• _STATED GOAL_
For each line of the data below that holds "liquidity", copy the line.

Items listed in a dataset
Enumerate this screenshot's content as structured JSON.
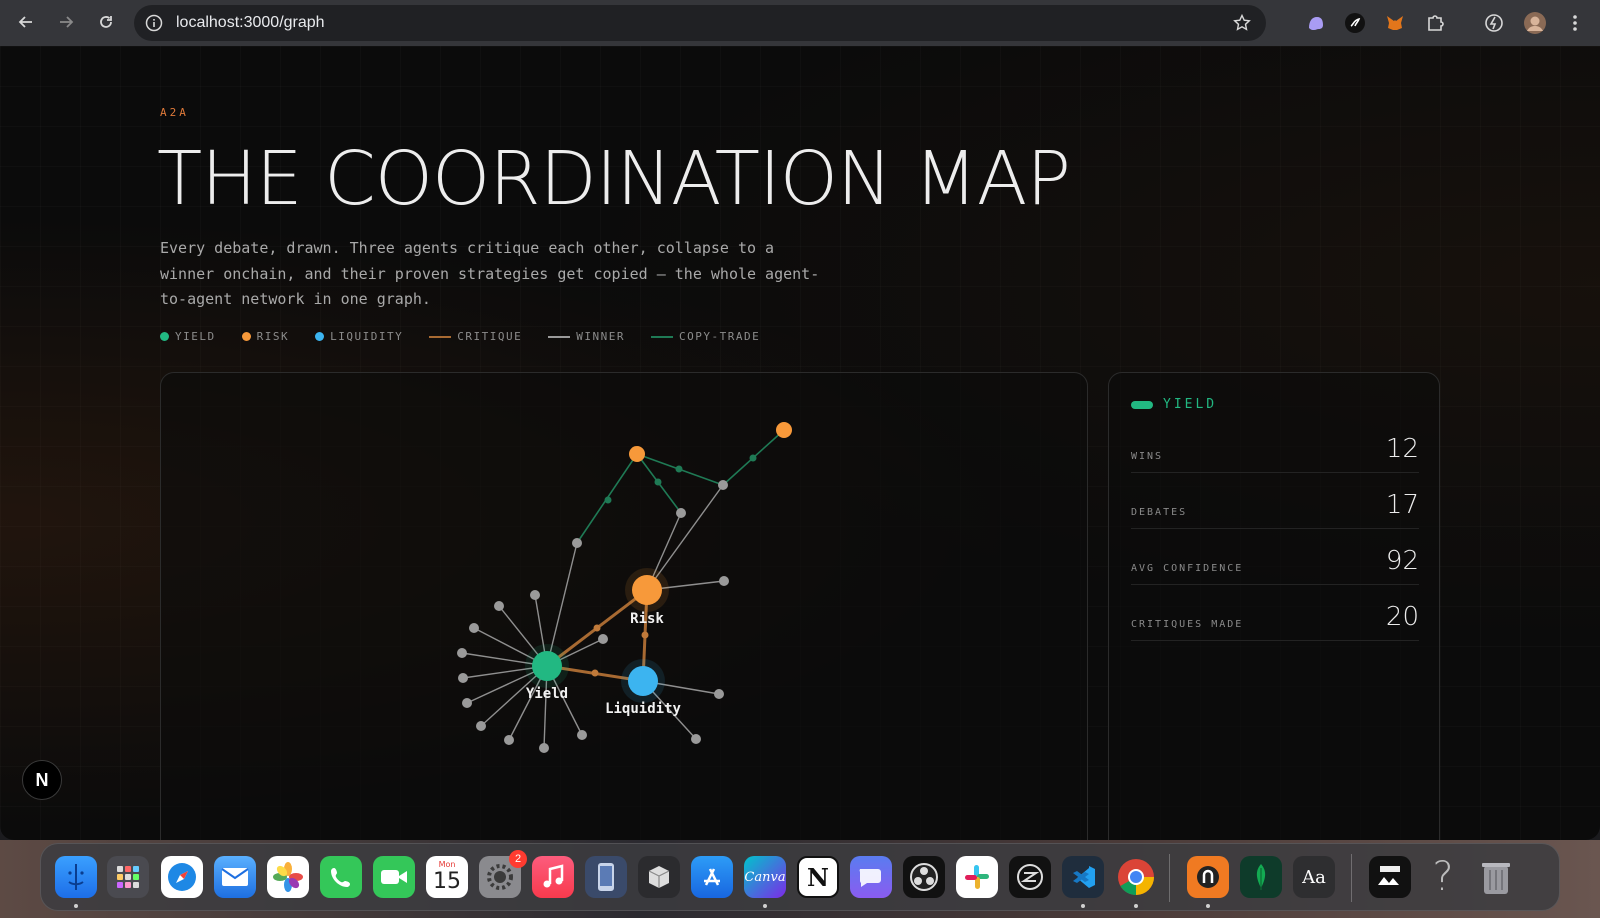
{
  "browser": {
    "url": "localhost:3000/graph"
  },
  "page": {
    "eyebrow": "A2A",
    "title": "THE COORDINATION MAP",
    "description": "Every debate, drawn. Three agents critique each other, collapse to a winner onchain, and their proven strategies get copied — the whole agent-to-agent network in one graph.",
    "legend": {
      "yield": "YIELD",
      "risk": "RISK",
      "liquidity": "LIQUIDITY",
      "critique": "CRITIQUE",
      "winner": "WINNER",
      "copy_trade": "COPY-TRADE"
    },
    "colors": {
      "yield": "#22b882",
      "risk": "#f7993a",
      "liquidity": "#3cb4f0",
      "critique": "#a86a32",
      "winner": "#9a9a9a",
      "copy_trade": "#1f7a55",
      "accent": "#e07a3a"
    }
  },
  "graph": {
    "agents": {
      "yield": "Yield",
      "risk": "Risk",
      "liquidity": "Liquidity"
    }
  },
  "side_panel": {
    "title": "YIELD",
    "stats": [
      {
        "label": "WINS",
        "value": "12"
      },
      {
        "label": "DEBATES",
        "value": "17"
      },
      {
        "label": "AVG CONFIDENCE",
        "value": "92"
      },
      {
        "label": "CRITIQUES MADE",
        "value": "20"
      }
    ]
  },
  "next_badge": "N",
  "dock": {
    "calendar_day": "15",
    "calendar_weekday": "Mon",
    "settings_badge": "2",
    "canva_label": "Canva",
    "notion_label": "N",
    "dictionary_label": "Aa",
    "help_label": "?"
  }
}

• _OUTPUT BELOW_
      "liquidity": "LIQUIDITY",
      "liquidity": "#3cb4f0",
      "liquidity": "Liquidity"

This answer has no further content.